▸ WORK INSTRUCTIONS:
Retype the whole listing verbatim and keep the pictures out of it.

## start DATASET

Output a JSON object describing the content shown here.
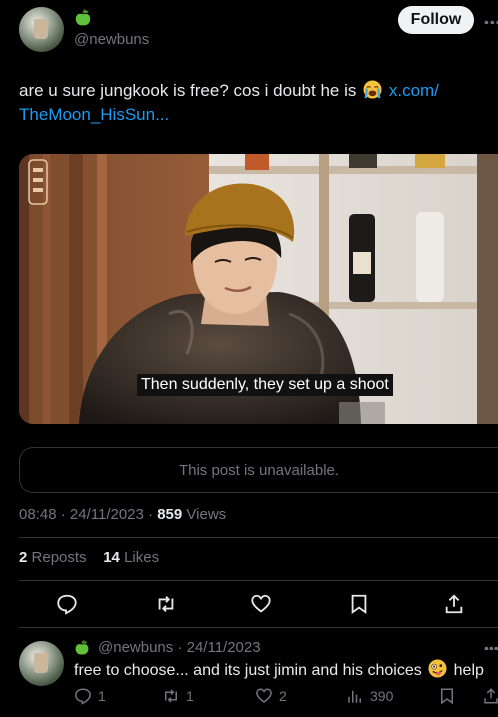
{
  "post": {
    "handle": "@newbuns",
    "follow_label": "Follow",
    "text_before_emoji": "are u sure jungkook is free? cos i doubt he is",
    "link_line1": "x.com/",
    "link_line2": "TheMoon_HisSun...",
    "media_caption": "Then suddenly, they set up a shoot",
    "quoted_unavailable": "This post is unavailable.",
    "time": "08:48",
    "date": "24/11/2023",
    "views_count": "859",
    "views_label": "Views",
    "reposts_count": "2",
    "reposts_label": "Reposts",
    "likes_count": "14",
    "likes_label": "Likes"
  },
  "reply": {
    "handle": "@newbuns",
    "date": "24/11/2023",
    "text_before_emoji": "free to choose... and its just jimin and his choices",
    "text_after_emoji": "help",
    "replies_count": "1",
    "reposts_count": "1",
    "likes_count": "2",
    "views_count": "390"
  },
  "icons": {
    "author_badge": "green-apple-emoji",
    "post_emoji": "loudly-crying-face-emoji",
    "reply_emoji": "zany-face-emoji"
  },
  "colors": {
    "background": "#000000",
    "text": "#e7e9ea",
    "muted": "#71767b",
    "link": "#1d9bf0",
    "divider": "#2f3336",
    "follow_bg": "#eff3f4"
  }
}
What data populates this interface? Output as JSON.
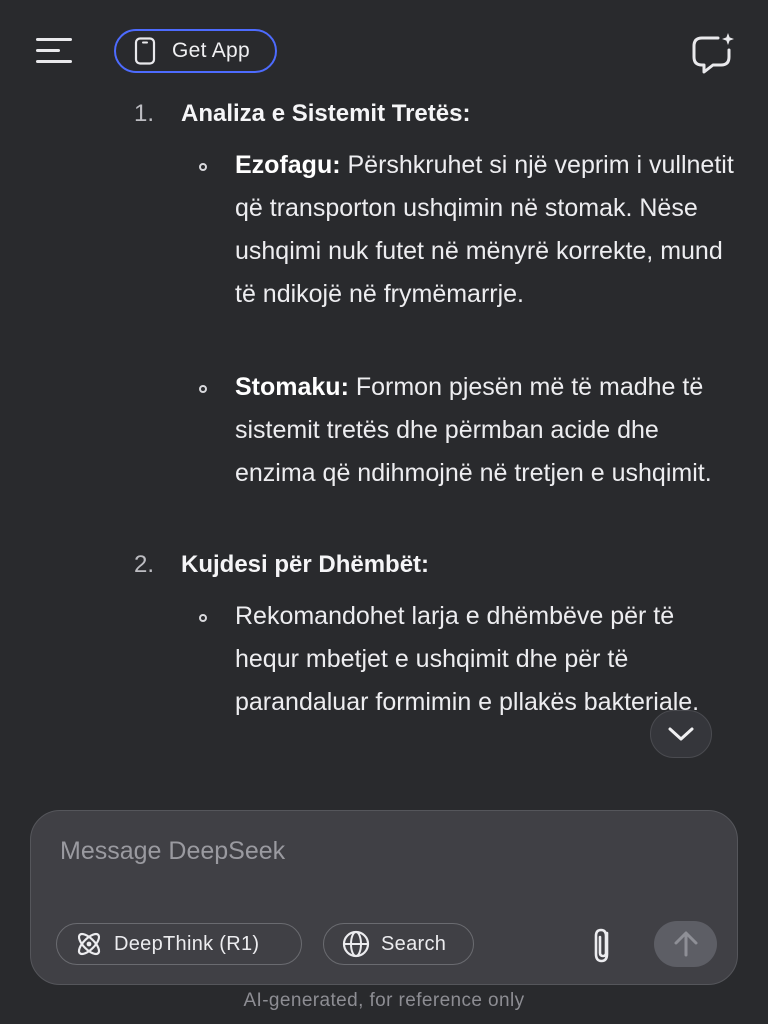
{
  "header": {
    "menu_icon": "hamburger-menu-icon",
    "get_app_label": "Get App",
    "get_app_icon": "phone-icon",
    "new_chat_icon": "new-chat-icon",
    "accent_color": "#4d6bfe"
  },
  "content": {
    "sections": [
      {
        "number": "1.",
        "title": "Analiza e Sistemit Tretës:",
        "bullets": [
          {
            "bold": "Ezofagu:",
            "text": " Përshkruhet si një veprim i vullnetit që transporton ushqimin në stomak. Nëse ushqimi nuk futet në mënyrë korrekte, mund të ndikojë në frymëmarrje."
          },
          {
            "bold": "Stomaku:",
            "text": " Formon pjesën më të madhe të sistemit tretës dhe përmban acide dhe enzima që ndihmojnë në tretjen e ushqimit."
          }
        ]
      },
      {
        "number": "2.",
        "title": "Kujdesi për Dhëmbët:",
        "bullets": [
          {
            "bold": "",
            "text": "Rekomandohet larja e dhëmbëve për të hequr mbetjet e ushqimit dhe për të parandaluar formimin e pllakës bakteriale."
          }
        ]
      }
    ],
    "scroll_down_icon": "chevron-down-icon"
  },
  "composer": {
    "placeholder": "Message DeepSeek",
    "deepthink_label": "DeepThink (R1)",
    "deepthink_icon": "atom-icon",
    "search_label": "Search",
    "search_icon": "globe-icon",
    "attach_icon": "paperclip-icon",
    "send_icon": "arrow-up-icon"
  },
  "footer": {
    "note": "AI-generated, for reference only"
  }
}
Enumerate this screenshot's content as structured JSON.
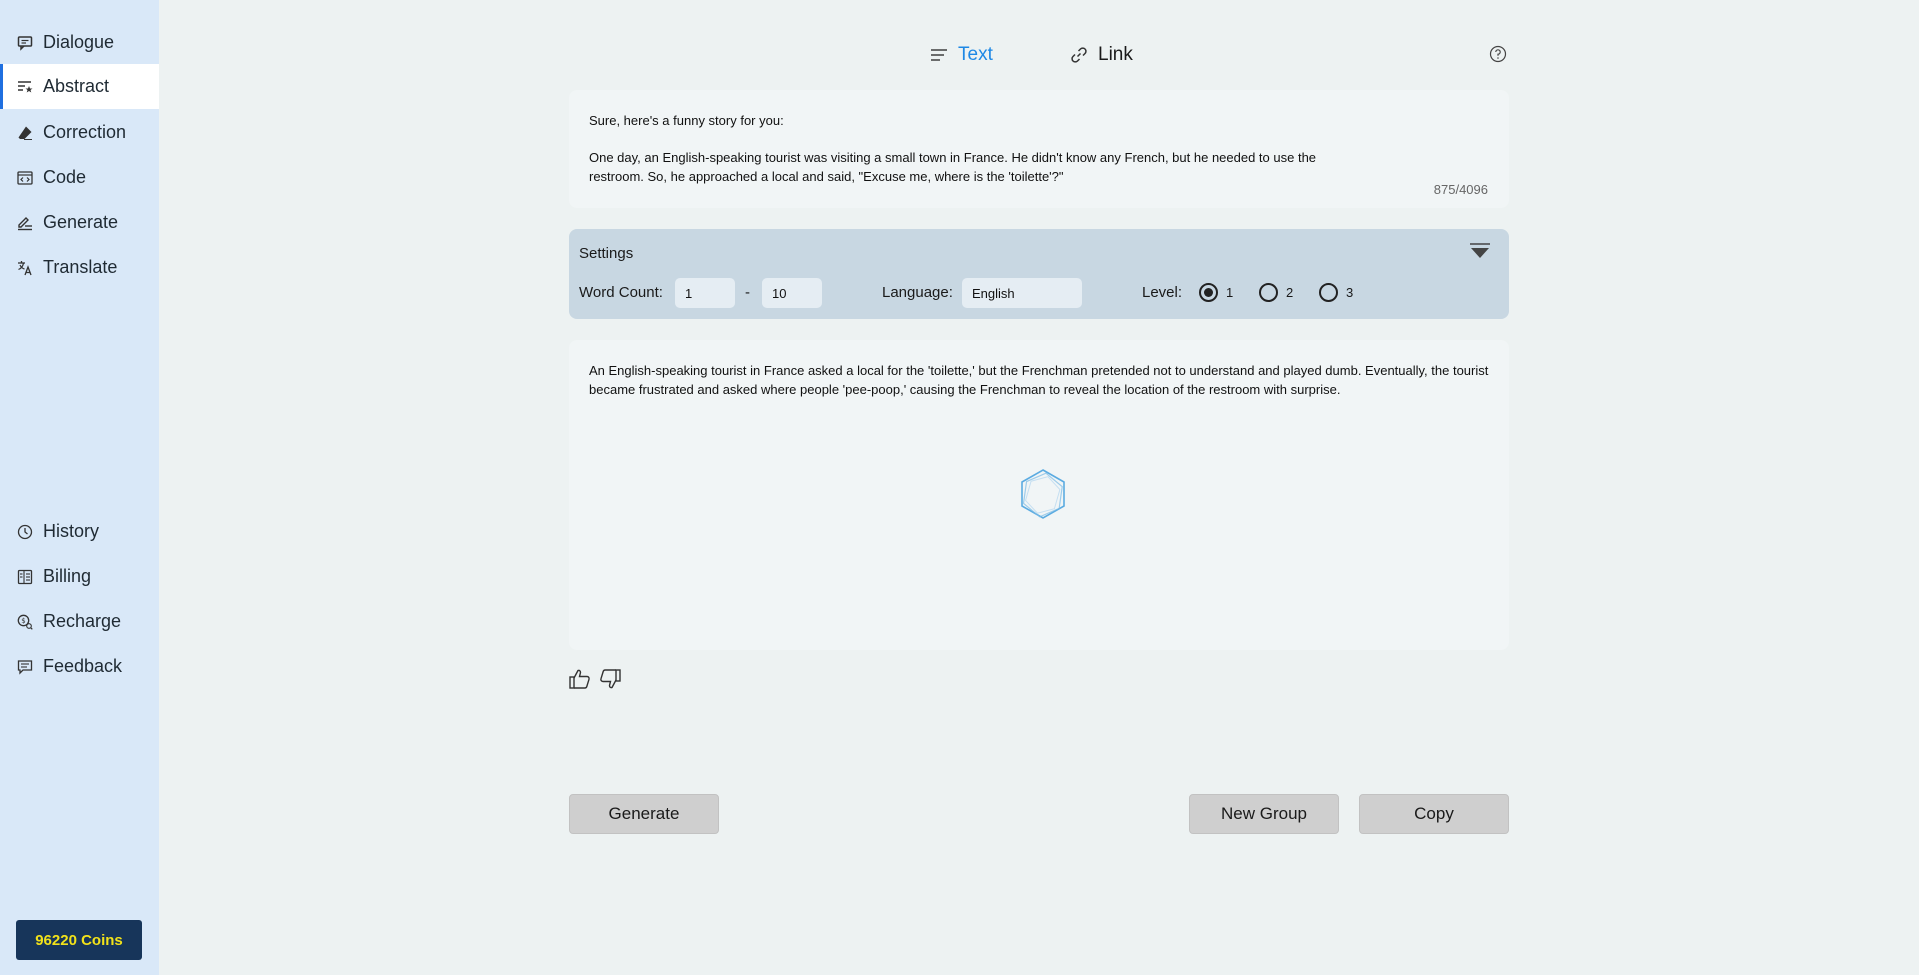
{
  "sidebar": {
    "items": [
      {
        "label": "Dialogue",
        "icon": "chat-icon"
      },
      {
        "label": "Abstract",
        "icon": "abstract-icon"
      },
      {
        "label": "Correction",
        "icon": "eraser-icon"
      },
      {
        "label": "Code",
        "icon": "code-icon"
      },
      {
        "label": "Generate",
        "icon": "pen-lines-icon"
      },
      {
        "label": "Translate",
        "icon": "translate-icon"
      }
    ],
    "bottom_items": [
      {
        "label": "History",
        "icon": "clock-icon"
      },
      {
        "label": "Billing",
        "icon": "bill-icon"
      },
      {
        "label": "Recharge",
        "icon": "coin-search-icon"
      },
      {
        "label": "Feedback",
        "icon": "message-icon"
      }
    ],
    "active": "Abstract",
    "coins": "96220 Coins"
  },
  "tabs": {
    "text_label": "Text",
    "link_label": "Link",
    "active": "Text"
  },
  "input": {
    "text": "Sure, here's a funny story for you:\n\nOne day, an English-speaking tourist was visiting a small town in France. He didn't know any French, but he needed to use the\nrestroom. So, he approached a local and said, \"Excuse me, where is the 'toilette'?\"",
    "counter": "875/4096"
  },
  "settings": {
    "title": "Settings",
    "word_count_label": "Word Count:",
    "word_count_min": "1",
    "dash": "-",
    "word_count_max": "10",
    "language_label": "Language:",
    "language_value": "English",
    "level_label": "Level:",
    "levels": [
      "1",
      "2",
      "3"
    ],
    "selected_level": "1"
  },
  "output": {
    "text": "An English-speaking tourist in France asked a local for the 'toilette,' but the Frenchman pretended not to understand and played dumb. Eventually, the tourist became frustrated and asked where people 'pee-poop,' causing the Frenchman to reveal the location of the restroom with surprise."
  },
  "buttons": {
    "generate": "Generate",
    "new_group": "New Group",
    "copy": "Copy"
  },
  "colors": {
    "accent": "#1e88e5",
    "sidebar_bg": "#d9e8f8",
    "coins_bg": "#17355a",
    "coins_text": "#f2e21a"
  }
}
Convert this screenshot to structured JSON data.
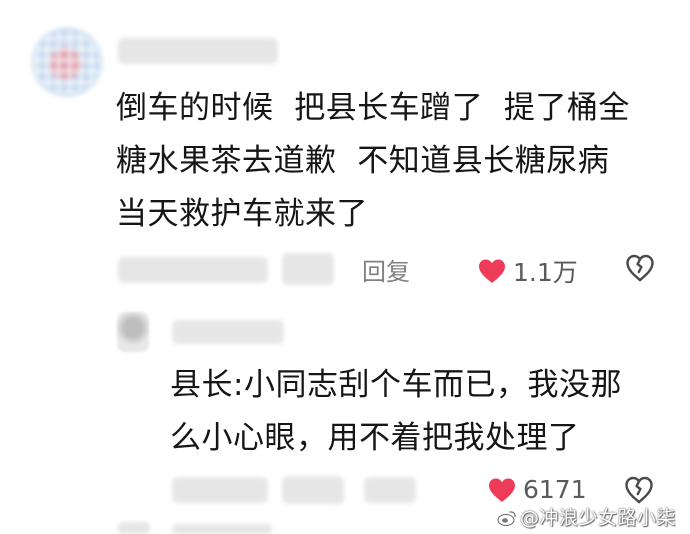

## end DATASET

▸ RESULT:
Output a JSON object describing the content shown here.
{
  "post": {
    "handle": "@newbuns",
    "follow_label": "Follow",
    "text_before_emoji": "are u sure jungkook is free? cos i doubt he is",
    "link_line1": "x.com/",
    "link_line2": "TheMoon_HisSun...",
    "media_caption": "Then suddenly, they set up a shoot",
    "quoted_unavailable": "This post is unavailable.",
    "time": "08:48",
    "date": "24/11/2023",
    "views_count": "859",
    "views_label": "Views",
    "reposts_count": "2",
    "reposts_label": "Reposts",
    "likes_count": "14",
    "likes_label": "Likes"
  },
  "reply": {
    "handle": "@newbuns",
    "date": "24/11/2023",
    "text_before_emoji": "free to choose... and its just jimin and his choices",
    "text_after_emoji": "help",
    "replies_count": "1",
    "reposts_count": "1",
    "likes_count": "2",
    "views_count": "390"
  },
  "icons": {
    "author_badge": "green-apple-emoji",
    "post_emoji": "loudly-crying-face-emoji",
    "reply_emoji": "zany-face-emoji"
  },
  "colors": {
    "background": "#000000",
    "text": "#e7e9ea",
    "muted": "#71767b",
    "link": "#1d9bf0",
    "divider": "#2f3336",
    "follow_bg": "#eff3f4"
  }
}
What data populates this interface? Output as JSON.
{
  "header": {
    "menu_icon": "hamburger-menu-icon",
    "get_app_label": "Get App",
    "get_app_icon": "phone-icon",
    "new_chat_icon": "new-chat-icon",
    "accent_color": "#4d6bfe"
  },
  "content": {
    "sections": [
      {
        "number": "1.",
        "title": "Analiza e Sistemit Tretës:",
        "bullets": [
          {
            "bold": "Ezofagu:",
            "text": " Përshkruhet si një veprim i vullnetit që transporton ushqimin në stomak. Nëse ushqimi nuk futet në mënyrë korrekte, mund të ndikojë në frymëmarrje."
          },
          {
            "bold": "Stomaku:",
            "text": " Formon pjesën më të madhe të sistemit tretës dhe përmban acide dhe enzima që ndihmojnë në tretjen e ushqimit."
          }
        ]
      },
      {
        "number": "2.",
        "title": "Kujdesi për Dhëmbët:",
        "bullets": [
          {
            "bold": "",
            "text": "Rekomandohet larja e dhëmbëve për të hequr mbetjet e ushqimit dhe për të parandaluar formimin e pllakës bakteriale."
          }
        ]
      }
    ],
    "scroll_down_icon": "chevron-down-icon"
  },
  "composer": {
    "placeholder": "Message DeepSeek",
    "deepthink_label": "DeepThink (R1)",
    "deepthink_icon": "atom-icon",
    "search_label": "Search",
    "search_icon": "globe-icon",
    "attach_icon": "paperclip-icon",
    "send_icon": "arrow-up-icon"
  },
  "footer": {
    "note": "AI-generated, for reference only"
  }
}
Enumerate this screenshot's content as structured JSON.
{
  "sidebar": {
    "items": [
      {
        "label": "Dialogue",
        "icon": "chat-icon"
      },
      {
        "label": "Abstract",
        "icon": "abstract-icon"
      },
      {
        "label": "Correction",
        "icon": "eraser-icon"
      },
      {
        "label": "Code",
        "icon": "code-icon"
      },
      {
        "label": "Generate",
        "icon": "pen-lines-icon"
      },
      {
        "label": "Translate",
        "icon": "translate-icon"
      }
    ],
    "bottom_items": [
      {
        "label": "History",
        "icon": "clock-icon"
      },
      {
        "label": "Billing",
        "icon": "bill-icon"
      },
      {
        "label": "Recharge",
        "icon": "coin-search-icon"
      },
      {
        "label": "Feedback",
        "icon": "message-icon"
      }
    ],
    "active": "Abstract",
    "coins": "96220 Coins"
  },
  "tabs": {
    "text_label": "Text",
    "link_label": "Link",
    "active": "Text"
  },
  "input": {
    "text": "Sure, here's a funny story for you:\n\nOne day, an English-speaking tourist was visiting a small town in France. He didn't know any French, but he needed to use the\nrestroom. So, he approached a local and said, \"Excuse me, where is the 'toilette'?\"",
    "counter": "875/4096"
  },
  "settings": {
    "title": "Settings",
    "word_count_label": "Word Count:",
    "word_count_min": "1",
    "dash": "-",
    "word_count_max": "10",
    "language_label": "Language:",
    "language_value": "English",
    "level_label": "Level:",
    "levels": [
      "1",
      "2",
      "3"
    ],
    "selected_level": "1"
  },
  "output": {
    "text": "An English-speaking tourist in France asked a local for the 'toilette,' but the Frenchman pretended not to understand and played dumb. Eventually, the tourist became frustrated and asked where people 'pee-poop,' causing the Frenchman to reveal the location of the restroom with surprise."
  },
  "buttons": {
    "generate": "Generate",
    "new_group": "New Group",
    "copy": "Copy"
  },
  "colors": {
    "accent": "#1e88e5",
    "sidebar_bg": "#d9e8f8",
    "coins_bg": "#17355a",
    "coins_text": "#f2e21a"
  }
}
Convert this screenshot to structured JSON data.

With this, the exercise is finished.